● What is required: Write out, precisely and in full, each line of the material.

● Records shown:
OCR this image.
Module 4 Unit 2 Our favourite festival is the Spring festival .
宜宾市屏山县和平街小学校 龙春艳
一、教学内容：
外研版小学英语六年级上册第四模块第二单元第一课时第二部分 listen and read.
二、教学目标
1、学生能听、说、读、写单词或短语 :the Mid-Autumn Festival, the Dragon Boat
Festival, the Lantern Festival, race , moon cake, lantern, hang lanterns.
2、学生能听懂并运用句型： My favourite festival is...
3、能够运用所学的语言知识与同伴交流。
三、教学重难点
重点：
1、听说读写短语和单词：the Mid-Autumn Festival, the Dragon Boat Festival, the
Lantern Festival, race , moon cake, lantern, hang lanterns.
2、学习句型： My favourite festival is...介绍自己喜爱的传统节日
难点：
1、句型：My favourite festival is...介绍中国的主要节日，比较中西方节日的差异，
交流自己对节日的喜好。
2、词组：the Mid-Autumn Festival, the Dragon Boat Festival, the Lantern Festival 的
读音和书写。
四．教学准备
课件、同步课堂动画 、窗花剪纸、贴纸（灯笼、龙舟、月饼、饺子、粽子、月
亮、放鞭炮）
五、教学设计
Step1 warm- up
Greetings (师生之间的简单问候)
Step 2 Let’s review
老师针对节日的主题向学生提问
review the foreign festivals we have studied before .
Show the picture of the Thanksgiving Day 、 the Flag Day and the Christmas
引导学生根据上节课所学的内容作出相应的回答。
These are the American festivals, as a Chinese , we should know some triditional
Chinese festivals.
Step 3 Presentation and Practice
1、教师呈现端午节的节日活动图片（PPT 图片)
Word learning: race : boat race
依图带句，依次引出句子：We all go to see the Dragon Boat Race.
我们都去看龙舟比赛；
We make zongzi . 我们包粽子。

● Written solution:
OCR this image.
Module 4 Unit 2 Our favourite festival is the Spring festival .
宜宾市屏山县和平街小学校 龙春艳
一、教学内容：
外研版小学英语六年级上册第四模块第二单元第一课时第二部分 listen and read.
二、教学目标
1、学生能听、说、读、写单词或短语 :the Mid-Autumn Festival, the Dragon Boat
Festival, the Lantern Festival, race , moon cake, lantern, hang lanterns.
2、学生能听懂并运用句型： My favourite festival is...
3、能够运用所学的语言知识与同伴交流。
三、教学重难点
重点：
1、听说读写短语和单词：the Mid-Autumn Festival, the Dragon Boat Festival, the
Lantern Festival, race , moon cake, lantern, hang lanterns.
2、学习句型： My favourite festival is...介绍自己喜爱的传统节日
难点：
1、句型：My favourite festival is...介绍中国的主要节日，比较中西方节日的差异，
交流自己对节日的喜好。
2、词组：the Mid-Autumn Festival, the Dragon Boat Festival, the Lantern Festival 的
读音和书写。
四．教学准备
课件、同步课堂动画 、窗花剪纸、贴纸（灯笼、龙舟、月饼、饺子、粽子、月
亮、放鞭炮）
五、教学设计
Step1 warm- up
Greetings (师生之间的简单问候)
Step 2 Let’s review
老师针对节日的主题向学生提问
review the foreign festivals we have studied before .
Show the picture of the Thanksgiving Day 、 the Flag Day and the Christmas
引导学生根据上节课所学的内容作出相应的回答。
These are the American festivals, as a Chinese , we should know some triditional
Chinese festivals.
Step 3 Presentation and Practice
1、教师呈现端午节的节日活动图片（PPT 图片)
Word learning: race : boat race
依图带句，依次引出句子：We all go to see the Dragon Boat Race.
我们都去看龙舟比赛；
We make zongzi . 我们包粽子。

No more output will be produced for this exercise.